## begin

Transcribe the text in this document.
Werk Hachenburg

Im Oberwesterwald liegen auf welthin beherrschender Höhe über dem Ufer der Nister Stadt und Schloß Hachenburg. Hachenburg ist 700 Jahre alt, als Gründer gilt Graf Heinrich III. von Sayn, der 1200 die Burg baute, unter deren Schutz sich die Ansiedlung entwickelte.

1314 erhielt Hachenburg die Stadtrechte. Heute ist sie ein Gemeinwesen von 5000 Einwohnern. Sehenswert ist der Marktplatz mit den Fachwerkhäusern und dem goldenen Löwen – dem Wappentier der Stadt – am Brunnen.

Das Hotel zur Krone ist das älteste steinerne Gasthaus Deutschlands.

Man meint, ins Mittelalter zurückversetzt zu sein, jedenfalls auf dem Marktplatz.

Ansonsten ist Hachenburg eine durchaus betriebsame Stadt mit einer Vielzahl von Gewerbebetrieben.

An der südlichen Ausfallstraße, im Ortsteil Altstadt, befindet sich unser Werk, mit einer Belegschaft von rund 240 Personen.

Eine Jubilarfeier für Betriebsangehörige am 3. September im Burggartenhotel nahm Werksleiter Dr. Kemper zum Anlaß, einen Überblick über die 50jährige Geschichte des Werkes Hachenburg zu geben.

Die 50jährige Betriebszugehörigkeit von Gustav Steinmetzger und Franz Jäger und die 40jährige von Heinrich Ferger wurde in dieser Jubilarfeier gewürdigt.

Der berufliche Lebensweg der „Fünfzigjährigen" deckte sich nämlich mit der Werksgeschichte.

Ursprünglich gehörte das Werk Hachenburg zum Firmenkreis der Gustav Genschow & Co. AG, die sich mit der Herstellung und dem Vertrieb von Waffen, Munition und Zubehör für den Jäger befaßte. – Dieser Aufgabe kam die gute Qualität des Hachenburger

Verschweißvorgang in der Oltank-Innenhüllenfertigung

## end

Every line of the data above should be reproduced word for word.

Transcribe the text in this document.
Werk Hachenburg

Im Oberwesterwald liegen auf welthin beherrschender Höhe über dem Ufer der Nister Stadt und Schloß Hachenburg. Hachenburg ist 700 Jahre alt, als Gründer gilt Graf Heinrich III. von Sayn, der 1200 die Burg baute, unter deren Schutz sich die Ansiedlung entwickelte.

1314 erhielt Hachenburg die Stadtrechte. Heute ist sie ein Gemeinwesen von 5000 Einwohnern. Sehenswert ist der Marktplatz mit den Fachwerkhäusern und dem goldenen Löwen – dem Wappentier der Stadt – am Brunnen.

Das Hotel zur Krone ist das älteste steinerne Gasthaus Deutschlands.

Man meint, ins Mittelalter zurückversetzt zu sein, jedenfalls auf dem Marktplatz.

Ansonsten ist Hachenburg eine durchaus betriebsame Stadt mit einer Vielzahl von Gewerbebetrieben.

An der südlichen Ausfallstraße, im Ortsteil Altstadt, befindet sich unser Werk, mit einer Belegschaft von rund 240 Personen.

Eine Jubilarfeier für Betriebsangehörige am 3. September im Burggartenhotel nahm Werksleiter Dr. Kemper zum Anlaß, einen Überblick über die 50jährige Geschichte des Werkes Hachenburg zu geben.

Die 50jährige Betriebszugehörigkeit von Gustav Steinmetzger und Franz Jäger und die 40jährige von Heinrich Ferger wurde in dieser Jubilarfeier gewürdigt.

Der berufliche Lebensweg der „Fünfzigjährigen" deckte sich nämlich mit der Werksgeschichte.

Ursprünglich gehörte das Werk Hachenburg zum Firmenkreis der Gustav Genschow & Co. AG, die sich mit der Herstellung und dem Vertrieb von Waffen, Munition und Zubehör für den Jäger befaßte. – Dieser Aufgabe kam die gute Qualität des Hachenburger

Verschweißvorgang in der Oltank-Innenhüllenfertigung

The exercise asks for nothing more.